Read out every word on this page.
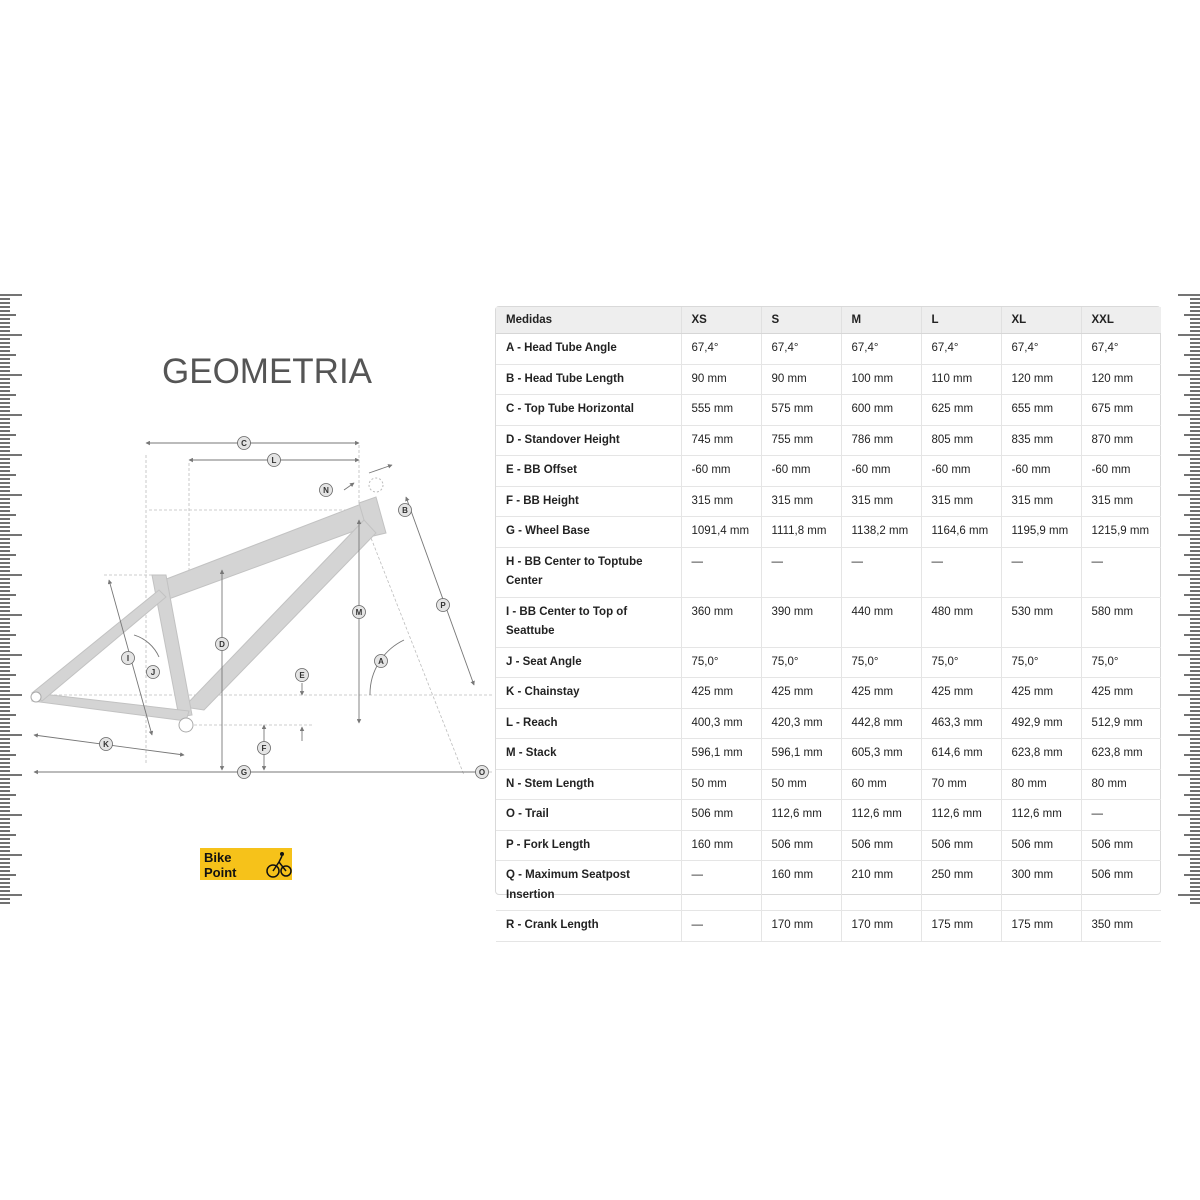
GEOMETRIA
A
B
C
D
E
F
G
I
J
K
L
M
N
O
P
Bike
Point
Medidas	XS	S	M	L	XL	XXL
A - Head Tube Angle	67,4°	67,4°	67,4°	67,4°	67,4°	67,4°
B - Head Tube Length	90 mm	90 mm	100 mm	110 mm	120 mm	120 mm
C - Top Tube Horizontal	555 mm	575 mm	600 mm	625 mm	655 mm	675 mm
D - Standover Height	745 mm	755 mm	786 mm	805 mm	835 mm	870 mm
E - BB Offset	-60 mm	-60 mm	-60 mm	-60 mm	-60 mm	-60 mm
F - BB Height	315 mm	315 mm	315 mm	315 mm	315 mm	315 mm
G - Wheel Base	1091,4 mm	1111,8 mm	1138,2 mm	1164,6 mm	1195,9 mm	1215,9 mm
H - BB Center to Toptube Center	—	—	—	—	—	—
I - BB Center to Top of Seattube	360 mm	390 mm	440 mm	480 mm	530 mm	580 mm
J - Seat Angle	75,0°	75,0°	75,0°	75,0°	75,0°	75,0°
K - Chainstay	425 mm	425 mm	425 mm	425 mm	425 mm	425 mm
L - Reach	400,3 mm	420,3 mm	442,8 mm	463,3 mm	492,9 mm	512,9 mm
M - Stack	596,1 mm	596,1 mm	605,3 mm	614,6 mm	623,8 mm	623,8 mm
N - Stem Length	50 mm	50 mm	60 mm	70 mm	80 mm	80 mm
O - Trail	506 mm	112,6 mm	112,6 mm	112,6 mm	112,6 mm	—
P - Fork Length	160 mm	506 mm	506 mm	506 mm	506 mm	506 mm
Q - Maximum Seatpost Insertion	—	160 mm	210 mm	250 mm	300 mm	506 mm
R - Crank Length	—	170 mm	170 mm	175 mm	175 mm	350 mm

□ □ □ □ □ □ □

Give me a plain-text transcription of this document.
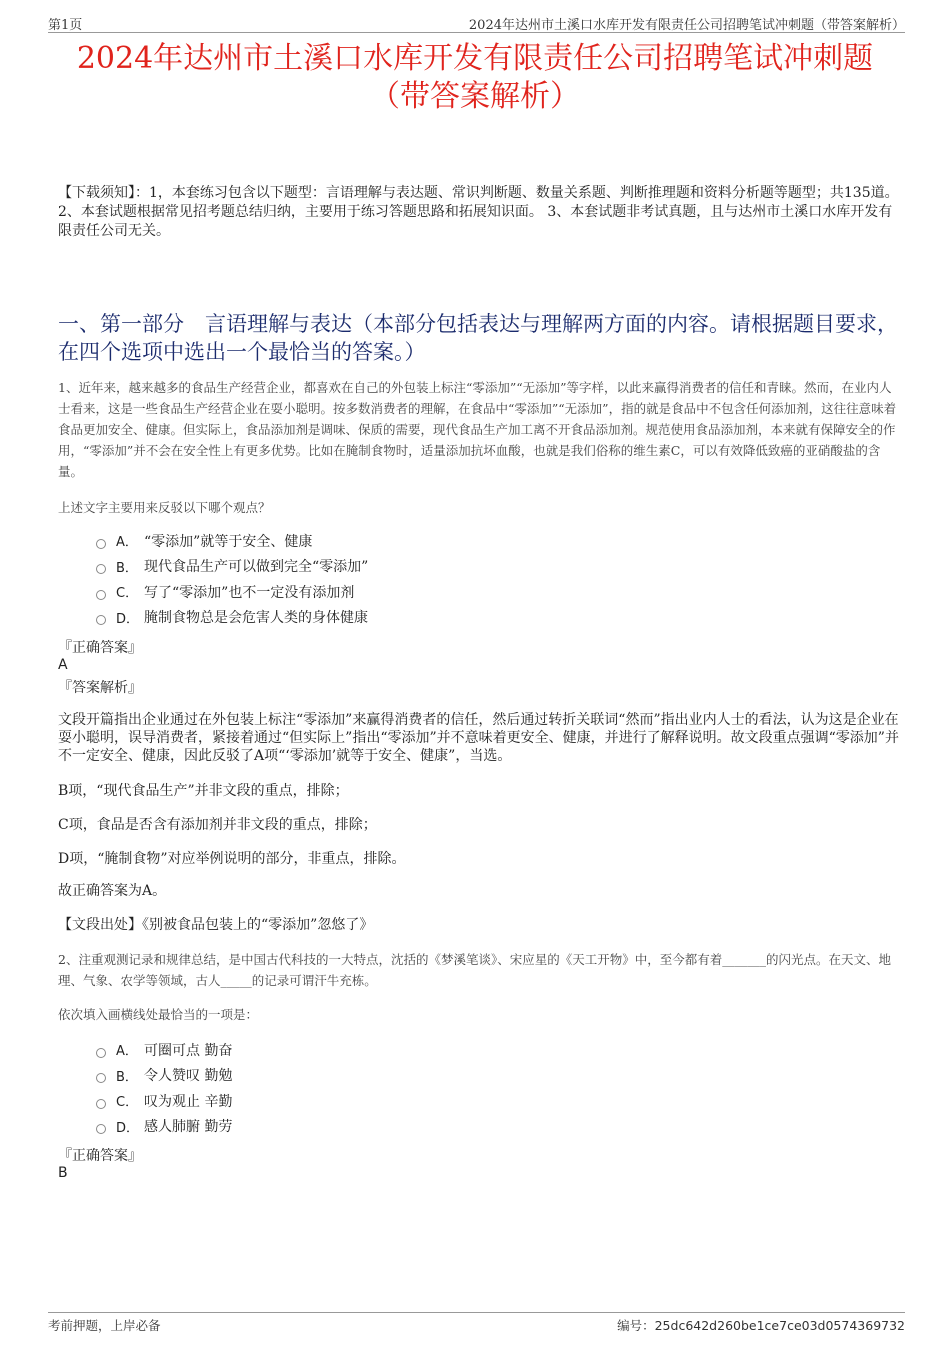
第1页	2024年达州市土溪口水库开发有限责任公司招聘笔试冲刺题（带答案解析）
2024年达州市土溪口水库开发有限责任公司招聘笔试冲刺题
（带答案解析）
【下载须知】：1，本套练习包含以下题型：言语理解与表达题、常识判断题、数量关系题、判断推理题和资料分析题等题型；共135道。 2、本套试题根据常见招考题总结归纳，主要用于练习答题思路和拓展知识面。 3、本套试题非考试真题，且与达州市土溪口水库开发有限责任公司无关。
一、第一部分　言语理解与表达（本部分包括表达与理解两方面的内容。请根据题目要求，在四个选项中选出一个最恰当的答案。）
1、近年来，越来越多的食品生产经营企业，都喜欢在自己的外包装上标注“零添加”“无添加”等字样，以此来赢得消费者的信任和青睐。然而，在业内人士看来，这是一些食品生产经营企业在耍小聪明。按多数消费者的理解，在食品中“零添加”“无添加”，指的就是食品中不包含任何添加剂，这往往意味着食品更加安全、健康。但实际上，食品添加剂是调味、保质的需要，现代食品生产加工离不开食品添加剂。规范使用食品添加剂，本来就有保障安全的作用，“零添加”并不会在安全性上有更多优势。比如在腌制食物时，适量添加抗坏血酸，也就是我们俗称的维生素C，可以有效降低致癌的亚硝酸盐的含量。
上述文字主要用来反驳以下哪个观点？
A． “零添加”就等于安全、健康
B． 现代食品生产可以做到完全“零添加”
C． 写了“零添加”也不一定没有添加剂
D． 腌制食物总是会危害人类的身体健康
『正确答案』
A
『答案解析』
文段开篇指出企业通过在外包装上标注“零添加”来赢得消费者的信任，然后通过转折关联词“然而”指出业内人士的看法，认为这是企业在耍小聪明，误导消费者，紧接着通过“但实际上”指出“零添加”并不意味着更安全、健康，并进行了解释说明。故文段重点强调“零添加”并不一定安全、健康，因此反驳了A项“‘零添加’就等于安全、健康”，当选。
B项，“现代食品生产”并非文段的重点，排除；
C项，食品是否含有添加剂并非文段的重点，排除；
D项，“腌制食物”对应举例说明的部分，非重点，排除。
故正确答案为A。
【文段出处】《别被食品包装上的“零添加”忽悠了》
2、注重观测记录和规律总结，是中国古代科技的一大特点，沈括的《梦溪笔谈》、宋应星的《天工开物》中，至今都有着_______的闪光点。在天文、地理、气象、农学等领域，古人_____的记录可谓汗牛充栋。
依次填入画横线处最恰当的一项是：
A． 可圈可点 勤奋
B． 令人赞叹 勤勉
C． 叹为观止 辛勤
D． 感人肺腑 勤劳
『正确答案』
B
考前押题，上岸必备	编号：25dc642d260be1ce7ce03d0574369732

□ □ □ □ □ □ □

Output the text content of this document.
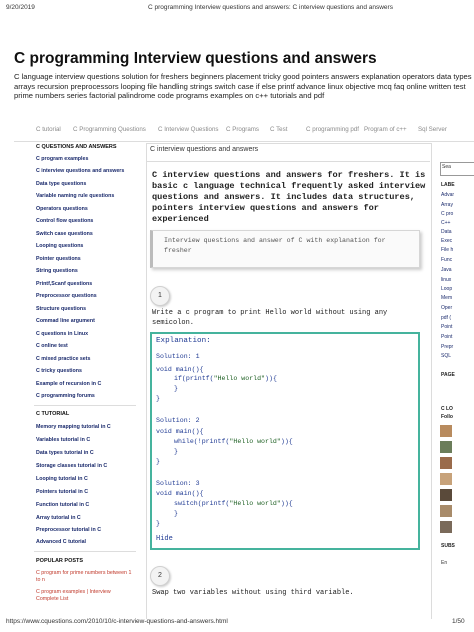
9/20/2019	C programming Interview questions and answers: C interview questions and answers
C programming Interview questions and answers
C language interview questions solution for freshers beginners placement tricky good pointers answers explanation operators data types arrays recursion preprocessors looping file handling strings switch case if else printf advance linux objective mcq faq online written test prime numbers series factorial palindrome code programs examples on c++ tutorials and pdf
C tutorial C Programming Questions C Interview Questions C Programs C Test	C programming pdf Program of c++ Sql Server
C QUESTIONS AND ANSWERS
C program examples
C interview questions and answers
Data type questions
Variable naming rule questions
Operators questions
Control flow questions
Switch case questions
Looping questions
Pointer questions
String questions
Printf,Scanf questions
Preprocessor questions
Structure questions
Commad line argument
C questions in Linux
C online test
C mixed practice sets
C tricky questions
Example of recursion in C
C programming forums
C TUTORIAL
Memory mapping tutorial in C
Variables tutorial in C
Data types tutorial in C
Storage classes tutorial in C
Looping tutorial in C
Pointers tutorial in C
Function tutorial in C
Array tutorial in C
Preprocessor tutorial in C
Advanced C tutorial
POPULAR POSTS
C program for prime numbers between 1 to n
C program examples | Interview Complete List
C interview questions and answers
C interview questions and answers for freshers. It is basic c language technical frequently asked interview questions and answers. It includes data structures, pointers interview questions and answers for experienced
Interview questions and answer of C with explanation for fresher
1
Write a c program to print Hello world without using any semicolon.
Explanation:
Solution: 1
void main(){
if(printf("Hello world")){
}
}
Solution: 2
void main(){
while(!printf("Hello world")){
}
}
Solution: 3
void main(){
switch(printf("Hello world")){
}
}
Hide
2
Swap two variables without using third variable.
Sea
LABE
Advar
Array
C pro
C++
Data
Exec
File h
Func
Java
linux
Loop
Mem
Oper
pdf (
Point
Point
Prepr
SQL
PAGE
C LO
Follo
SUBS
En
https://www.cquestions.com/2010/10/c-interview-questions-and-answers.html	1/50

□ □ □ □ □ □ □

Stated exercise: Select all lines with the word "using" from the entries above.

Correct output:
Write a c program to print Hello world without using any semicolon.
Swap two variables without using third variable.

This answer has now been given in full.